Your answer is a single number: the count of lines that contain the string "economic".

[Stored records]
[Start]
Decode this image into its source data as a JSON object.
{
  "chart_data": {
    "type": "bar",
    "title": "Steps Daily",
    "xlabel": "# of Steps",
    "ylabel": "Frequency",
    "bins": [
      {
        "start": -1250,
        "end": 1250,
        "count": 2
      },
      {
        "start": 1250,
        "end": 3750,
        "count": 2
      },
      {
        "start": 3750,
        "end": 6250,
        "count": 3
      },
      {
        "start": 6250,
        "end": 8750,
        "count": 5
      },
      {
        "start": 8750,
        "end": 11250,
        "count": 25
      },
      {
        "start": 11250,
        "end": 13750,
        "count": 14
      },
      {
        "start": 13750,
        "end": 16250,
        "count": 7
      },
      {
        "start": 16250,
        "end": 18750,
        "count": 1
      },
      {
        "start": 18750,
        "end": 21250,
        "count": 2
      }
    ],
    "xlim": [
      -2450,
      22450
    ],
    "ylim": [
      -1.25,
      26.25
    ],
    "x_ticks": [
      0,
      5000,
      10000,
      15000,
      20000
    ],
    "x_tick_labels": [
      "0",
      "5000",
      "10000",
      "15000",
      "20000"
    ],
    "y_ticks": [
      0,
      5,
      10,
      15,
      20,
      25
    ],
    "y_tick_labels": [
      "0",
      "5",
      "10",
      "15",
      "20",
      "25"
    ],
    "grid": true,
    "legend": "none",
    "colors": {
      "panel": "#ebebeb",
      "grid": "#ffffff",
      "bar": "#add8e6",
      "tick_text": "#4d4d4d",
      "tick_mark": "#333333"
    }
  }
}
[End]
[Start]
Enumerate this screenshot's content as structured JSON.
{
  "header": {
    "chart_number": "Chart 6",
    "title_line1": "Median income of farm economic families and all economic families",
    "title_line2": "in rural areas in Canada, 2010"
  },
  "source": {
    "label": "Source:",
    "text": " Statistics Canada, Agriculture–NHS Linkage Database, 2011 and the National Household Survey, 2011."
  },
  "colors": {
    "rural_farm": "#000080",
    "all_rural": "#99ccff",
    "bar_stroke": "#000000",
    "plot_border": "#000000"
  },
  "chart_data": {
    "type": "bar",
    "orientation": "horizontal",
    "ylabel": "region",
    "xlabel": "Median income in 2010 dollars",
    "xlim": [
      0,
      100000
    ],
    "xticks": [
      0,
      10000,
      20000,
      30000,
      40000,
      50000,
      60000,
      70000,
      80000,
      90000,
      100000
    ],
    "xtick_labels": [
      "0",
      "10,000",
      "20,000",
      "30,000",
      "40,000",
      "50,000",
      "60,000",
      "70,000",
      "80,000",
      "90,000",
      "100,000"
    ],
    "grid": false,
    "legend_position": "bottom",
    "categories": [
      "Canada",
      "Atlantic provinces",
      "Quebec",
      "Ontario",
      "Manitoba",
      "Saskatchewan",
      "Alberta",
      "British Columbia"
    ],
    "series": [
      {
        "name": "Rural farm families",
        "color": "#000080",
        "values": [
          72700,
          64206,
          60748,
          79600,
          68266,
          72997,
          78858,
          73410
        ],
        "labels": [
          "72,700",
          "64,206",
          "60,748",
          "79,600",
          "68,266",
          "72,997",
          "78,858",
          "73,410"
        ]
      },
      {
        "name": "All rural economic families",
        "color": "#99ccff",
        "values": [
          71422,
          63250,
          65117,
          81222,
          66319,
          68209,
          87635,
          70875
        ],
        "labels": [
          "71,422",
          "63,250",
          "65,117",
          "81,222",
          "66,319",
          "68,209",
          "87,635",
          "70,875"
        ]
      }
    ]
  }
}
[End]
### The response
2